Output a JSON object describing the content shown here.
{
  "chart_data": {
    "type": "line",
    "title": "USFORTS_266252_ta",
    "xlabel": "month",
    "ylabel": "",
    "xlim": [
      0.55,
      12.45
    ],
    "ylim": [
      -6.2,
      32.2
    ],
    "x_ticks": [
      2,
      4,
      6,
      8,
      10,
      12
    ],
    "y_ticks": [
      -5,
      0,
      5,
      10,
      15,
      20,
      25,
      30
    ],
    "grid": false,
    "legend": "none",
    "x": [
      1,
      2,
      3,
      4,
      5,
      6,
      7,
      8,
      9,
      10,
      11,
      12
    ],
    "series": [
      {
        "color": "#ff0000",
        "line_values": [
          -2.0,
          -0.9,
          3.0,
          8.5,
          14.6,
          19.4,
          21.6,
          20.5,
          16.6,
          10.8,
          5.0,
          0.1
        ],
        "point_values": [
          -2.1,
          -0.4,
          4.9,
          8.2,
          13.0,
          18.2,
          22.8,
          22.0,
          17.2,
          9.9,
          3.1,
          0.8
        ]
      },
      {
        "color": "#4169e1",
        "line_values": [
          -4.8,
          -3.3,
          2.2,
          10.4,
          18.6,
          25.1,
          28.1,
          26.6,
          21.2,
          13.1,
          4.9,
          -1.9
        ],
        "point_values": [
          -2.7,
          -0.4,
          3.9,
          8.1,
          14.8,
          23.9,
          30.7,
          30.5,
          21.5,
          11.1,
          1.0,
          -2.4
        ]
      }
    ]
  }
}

-*-

EXERCISE PROMPT
Return all the data above once more, precisely as given.

RESULT
Output a JSON object describing the content shown here.
{
  "chart_data": {
    "type": "line",
    "title": "USFORTS_266252_ta",
    "xlabel": "month",
    "ylabel": "",
    "xlim": [
      0.55,
      12.45
    ],
    "ylim": [
      -6.2,
      32.2
    ],
    "x_ticks": [
      2,
      4,
      6,
      8,
      10,
      12
    ],
    "y_ticks": [
      -5,
      0,
      5,
      10,
      15,
      20,
      25,
      30
    ],
    "grid": false,
    "legend": "none",
    "x": [
      1,
      2,
      3,
      4,
      5,
      6,
      7,
      8,
      9,
      10,
      11,
      12
    ],
    "series": [
      {
        "color": "#ff0000",
        "line_values": [
          -2.0,
          -0.9,
          3.0,
          8.5,
          14.6,
          19.4,
          21.6,
          20.5,
          16.6,
          10.8,
          5.0,
          0.1
        ],
        "point_values": [
          -2.1,
          -0.4,
          4.9,
          8.2,
          13.0,
          18.2,
          22.8,
          22.0,
          17.2,
          9.9,
          3.1,
          0.8
        ]
      },
      {
        "color": "#4169e1",
        "line_values": [
          -4.8,
          -3.3,
          2.2,
          10.4,
          18.6,
          25.1,
          28.1,
          26.6,
          21.2,
          13.1,
          4.9,
          -1.9
        ],
        "point_values": [
          -2.7,
          -0.4,
          3.9,
          8.1,
          14.8,
          23.9,
          30.7,
          30.5,
          21.5,
          11.1,
          1.0,
          -2.4
        ]
      }
    ]
  }
}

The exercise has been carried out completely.